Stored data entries
--- start ---

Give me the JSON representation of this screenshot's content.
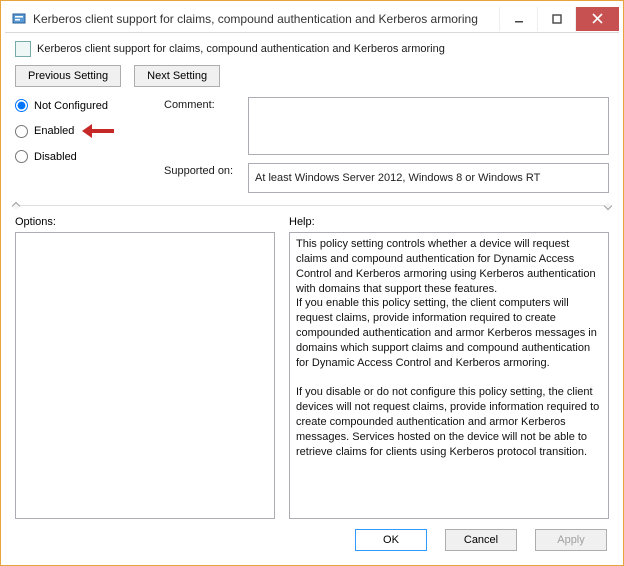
{
  "window": {
    "title": "Kerberos client support for claims, compound authentication and Kerberos armoring",
    "minimize_label": "Minimize",
    "maximize_label": "Maximize",
    "close_label": "Close"
  },
  "header": {
    "policy_title": "Kerberos client support for claims, compound authentication and Kerberos armoring"
  },
  "nav": {
    "previous": "Previous Setting",
    "next": "Next Setting"
  },
  "state": {
    "radio_labels": {
      "not_configured": "Not Configured",
      "enabled": "Enabled",
      "disabled": "Disabled"
    },
    "selected": "not_configured"
  },
  "labels": {
    "comment": "Comment:",
    "supported_on": "Supported on:",
    "options": "Options:",
    "help": "Help:"
  },
  "fields": {
    "comment": "",
    "supported_on": "At least Windows Server 2012, Windows 8 or Windows RT"
  },
  "options_text": "",
  "help_text": "This policy setting controls whether a device will request claims and compound authentication for Dynamic Access Control and Kerberos armoring using Kerberos authentication with domains that support these features.\nIf you enable this policy setting, the client computers will request claims, provide information required to create compounded authentication and armor Kerberos messages in domains which support claims and compound authentication for Dynamic Access Control and Kerberos armoring.\n\nIf you disable or do not configure this policy setting, the client devices will not request claims, provide information required to create compounded authentication and armor Kerberos messages. Services hosted on the device will not be able to retrieve claims for clients using Kerberos protocol transition.",
  "buttons": {
    "ok": "OK",
    "cancel": "Cancel",
    "apply": "Apply"
  },
  "annotation": {
    "arrow_color": "#c62828"
  }
}
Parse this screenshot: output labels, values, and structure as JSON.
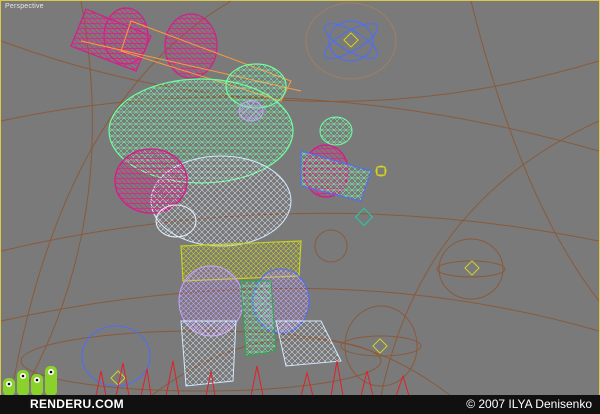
{
  "viewport": {
    "label": "Perspective"
  },
  "footer": {
    "brand": "RENDERU.COM",
    "copyright": "© 2007 ILYA Denisenko"
  },
  "colors": {
    "viewport_bg": "#7a7a7a",
    "viewport_border": "#d9c94a",
    "footer_bg": "#101010",
    "logo_green": "#8ad12c",
    "wire_green": "#6dff9a",
    "wire_magenta": "#d0208a",
    "wire_orange": "#ff9a3c",
    "wire_blue": "#4a6dff",
    "wire_yellow": "#d4d420",
    "spline_brown": "#8a5a3a"
  }
}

--- end ---

To do ▸ Pictures are to be left out; all else in the entries above is to be quoted exactly.

Response ▸
Give me the JSON representation of this screenshot's content.
{
  "window": {
    "title": "Kerberos client support for claims, compound authentication and Kerberos armoring",
    "minimize_label": "Minimize",
    "maximize_label": "Maximize",
    "close_label": "Close"
  },
  "header": {
    "policy_title": "Kerberos client support for claims, compound authentication and Kerberos armoring"
  },
  "nav": {
    "previous": "Previous Setting",
    "next": "Next Setting"
  },
  "state": {
    "radio_labels": {
      "not_configured": "Not Configured",
      "enabled": "Enabled",
      "disabled": "Disabled"
    },
    "selected": "not_configured"
  },
  "labels": {
    "comment": "Comment:",
    "supported_on": "Supported on:",
    "options": "Options:",
    "help": "Help:"
  },
  "fields": {
    "comment": "",
    "supported_on": "At least Windows Server 2012, Windows 8 or Windows RT"
  },
  "options_text": "",
  "help_text": "This policy setting controls whether a device will request claims and compound authentication for Dynamic Access Control and Kerberos armoring using Kerberos authentication with domains that support these features.\nIf you enable this policy setting, the client computers will request claims, provide information required to create compounded authentication and armor Kerberos messages in domains which support claims and compound authentication for Dynamic Access Control and Kerberos armoring.\n\nIf you disable or do not configure this policy setting, the client devices will not request claims, provide information required to create compounded authentication and armor Kerberos messages. Services hosted on the device will not be able to retrieve claims for clients using Kerberos protocol transition.",
  "buttons": {
    "ok": "OK",
    "cancel": "Cancel",
    "apply": "Apply"
  },
  "annotation": {
    "arrow_color": "#c62828"
  }
}
Parse this screenshot: output labels, values, and structure as JSON.
{
  "viewport": {
    "label": "Perspective"
  },
  "footer": {
    "brand": "RENDERU.COM",
    "copyright": "© 2007 ILYA Denisenko"
  },
  "colors": {
    "viewport_bg": "#7a7a7a",
    "viewport_border": "#d9c94a",
    "footer_bg": "#101010",
    "logo_green": "#8ad12c",
    "wire_green": "#6dff9a",
    "wire_magenta": "#d0208a",
    "wire_orange": "#ff9a3c",
    "wire_blue": "#4a6dff",
    "wire_yellow": "#d4d420",
    "spline_brown": "#8a5a3a"
  }
}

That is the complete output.